SELECTED EXTRACT below:

Post by Cardinal2B on Sept 20, 2020 5:58:36 GMT -5
goalaleo, Lots of good ideas here beginning with don’t buy a guitar with cracks until / unless you’re reasonably experienced with repairs and/or have a luthier who can fix on a hard estimate... No, never mind. Don’t buy a guitar with cracks. Let the current owner get it fixed - possibly on warranty - and then you might buy it.
I’d add Alvarez to my list of guitars to look at. (along with Seagull, Takamine, Yamaha, Martin, Taylor, Gibson, and Guild - so often overlooked..). You can get more for your money buying used, but you need to know what to look out for. Also used has the advantage that if/when you go to sell it on, you shouldn’t take much of a hit financially. Buying new, you will lose money when you sell it. But it might be worth it to be the first owner, have some warranty protection, and establish a dealer relationship.
If you have a friend who can help you look at used acoustics, that’s a good strategy, but buy what suits your taste, not the friend’s.
and, what’s more fun than guitar shopping?
Last Edit: Sept 20, 2020 6:01:25 GMT -5 by Cardinal2B
Cardinal2B , said, "...No, never mind. Don’t buy a guitar with cracks. Let the current owner get it fixed - possibly on warranty - and then you might buy it...."

End of SELECTED EXTRACT.

* [PROBLEM]:
Which guitar brand does the forum post say to add to the list of guitars to look at? The lines that come next are separate material, unconnected to the forum post.

SUPPLIED RECORDS below:

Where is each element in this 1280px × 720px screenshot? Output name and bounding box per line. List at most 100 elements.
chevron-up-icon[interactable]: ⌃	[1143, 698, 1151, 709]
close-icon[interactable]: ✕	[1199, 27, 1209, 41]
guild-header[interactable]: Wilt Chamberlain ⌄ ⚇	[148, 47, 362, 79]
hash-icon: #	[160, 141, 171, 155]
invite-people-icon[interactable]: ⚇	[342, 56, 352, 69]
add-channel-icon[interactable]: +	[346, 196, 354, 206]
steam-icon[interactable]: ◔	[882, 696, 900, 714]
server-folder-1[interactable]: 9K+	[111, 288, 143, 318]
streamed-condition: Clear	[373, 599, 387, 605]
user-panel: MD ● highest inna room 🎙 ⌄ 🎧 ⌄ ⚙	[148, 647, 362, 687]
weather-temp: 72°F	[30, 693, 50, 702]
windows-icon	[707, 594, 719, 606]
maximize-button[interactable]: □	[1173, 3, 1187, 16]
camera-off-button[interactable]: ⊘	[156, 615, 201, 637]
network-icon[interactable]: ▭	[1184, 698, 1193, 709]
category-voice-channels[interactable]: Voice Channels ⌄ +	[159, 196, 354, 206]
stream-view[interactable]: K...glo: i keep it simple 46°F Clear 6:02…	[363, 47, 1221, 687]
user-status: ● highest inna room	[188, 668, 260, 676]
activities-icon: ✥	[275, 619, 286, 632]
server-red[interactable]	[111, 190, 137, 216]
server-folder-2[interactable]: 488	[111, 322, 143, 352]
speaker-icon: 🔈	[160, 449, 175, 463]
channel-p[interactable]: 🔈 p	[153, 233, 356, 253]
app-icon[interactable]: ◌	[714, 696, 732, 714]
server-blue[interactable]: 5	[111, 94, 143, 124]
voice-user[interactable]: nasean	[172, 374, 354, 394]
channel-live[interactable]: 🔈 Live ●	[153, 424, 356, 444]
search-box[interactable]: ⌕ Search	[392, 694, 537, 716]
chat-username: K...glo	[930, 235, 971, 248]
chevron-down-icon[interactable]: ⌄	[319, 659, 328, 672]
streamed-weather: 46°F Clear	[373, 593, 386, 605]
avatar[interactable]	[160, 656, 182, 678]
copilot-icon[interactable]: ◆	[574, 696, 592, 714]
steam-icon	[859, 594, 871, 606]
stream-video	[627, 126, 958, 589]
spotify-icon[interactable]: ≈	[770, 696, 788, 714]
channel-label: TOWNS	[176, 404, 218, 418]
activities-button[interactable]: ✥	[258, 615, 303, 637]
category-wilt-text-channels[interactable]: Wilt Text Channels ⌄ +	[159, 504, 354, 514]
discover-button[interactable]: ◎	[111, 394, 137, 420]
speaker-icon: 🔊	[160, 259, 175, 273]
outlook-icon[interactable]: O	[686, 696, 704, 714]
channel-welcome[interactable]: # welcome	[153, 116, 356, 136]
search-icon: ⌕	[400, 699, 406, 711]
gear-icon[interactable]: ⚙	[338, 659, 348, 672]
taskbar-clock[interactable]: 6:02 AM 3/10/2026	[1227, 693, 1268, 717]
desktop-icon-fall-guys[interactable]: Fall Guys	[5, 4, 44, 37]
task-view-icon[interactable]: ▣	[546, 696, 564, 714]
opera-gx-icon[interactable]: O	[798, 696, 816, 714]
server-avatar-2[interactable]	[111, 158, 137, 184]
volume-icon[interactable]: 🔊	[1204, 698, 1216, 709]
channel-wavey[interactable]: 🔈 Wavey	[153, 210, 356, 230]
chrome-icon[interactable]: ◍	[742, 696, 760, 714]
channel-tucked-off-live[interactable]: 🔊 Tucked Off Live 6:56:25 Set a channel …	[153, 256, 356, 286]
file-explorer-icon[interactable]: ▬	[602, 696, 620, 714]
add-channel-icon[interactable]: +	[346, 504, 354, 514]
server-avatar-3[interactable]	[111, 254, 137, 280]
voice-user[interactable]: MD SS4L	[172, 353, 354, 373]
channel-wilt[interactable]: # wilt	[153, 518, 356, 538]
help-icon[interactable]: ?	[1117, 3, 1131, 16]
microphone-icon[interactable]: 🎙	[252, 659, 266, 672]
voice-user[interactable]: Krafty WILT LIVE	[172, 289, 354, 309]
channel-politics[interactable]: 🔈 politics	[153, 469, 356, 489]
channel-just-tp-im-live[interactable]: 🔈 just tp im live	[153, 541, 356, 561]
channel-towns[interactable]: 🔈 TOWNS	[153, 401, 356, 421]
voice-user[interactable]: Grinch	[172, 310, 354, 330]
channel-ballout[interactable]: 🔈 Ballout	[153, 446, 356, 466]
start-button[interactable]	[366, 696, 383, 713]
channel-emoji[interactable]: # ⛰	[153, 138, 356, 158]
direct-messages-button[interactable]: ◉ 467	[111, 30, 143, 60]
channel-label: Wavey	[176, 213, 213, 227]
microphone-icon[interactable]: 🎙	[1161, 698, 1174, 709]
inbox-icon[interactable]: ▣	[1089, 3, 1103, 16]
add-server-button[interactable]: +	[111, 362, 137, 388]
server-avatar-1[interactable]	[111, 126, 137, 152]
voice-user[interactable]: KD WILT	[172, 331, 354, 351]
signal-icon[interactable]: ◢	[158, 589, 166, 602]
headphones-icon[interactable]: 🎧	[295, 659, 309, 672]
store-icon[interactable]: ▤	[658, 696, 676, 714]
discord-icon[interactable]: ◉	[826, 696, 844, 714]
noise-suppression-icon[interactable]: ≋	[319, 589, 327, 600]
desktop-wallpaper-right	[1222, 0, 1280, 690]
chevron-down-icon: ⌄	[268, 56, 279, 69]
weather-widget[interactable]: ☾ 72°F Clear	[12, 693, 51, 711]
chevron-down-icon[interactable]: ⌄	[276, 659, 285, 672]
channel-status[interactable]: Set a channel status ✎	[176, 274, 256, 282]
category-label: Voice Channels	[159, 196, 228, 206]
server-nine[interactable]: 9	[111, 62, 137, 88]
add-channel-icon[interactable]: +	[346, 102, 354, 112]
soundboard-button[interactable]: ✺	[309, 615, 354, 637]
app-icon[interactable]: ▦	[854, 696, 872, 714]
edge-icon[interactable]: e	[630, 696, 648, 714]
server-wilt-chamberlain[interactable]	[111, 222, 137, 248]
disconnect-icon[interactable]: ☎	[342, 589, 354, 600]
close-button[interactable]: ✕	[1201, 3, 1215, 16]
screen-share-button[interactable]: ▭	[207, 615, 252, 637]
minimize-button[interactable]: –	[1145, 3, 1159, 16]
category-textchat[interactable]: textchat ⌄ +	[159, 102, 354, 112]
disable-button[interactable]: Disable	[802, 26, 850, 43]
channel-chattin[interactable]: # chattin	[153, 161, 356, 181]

End of SUPPLIED RECORDS.

* [WRITTEN SOLUTION]:
Alvarez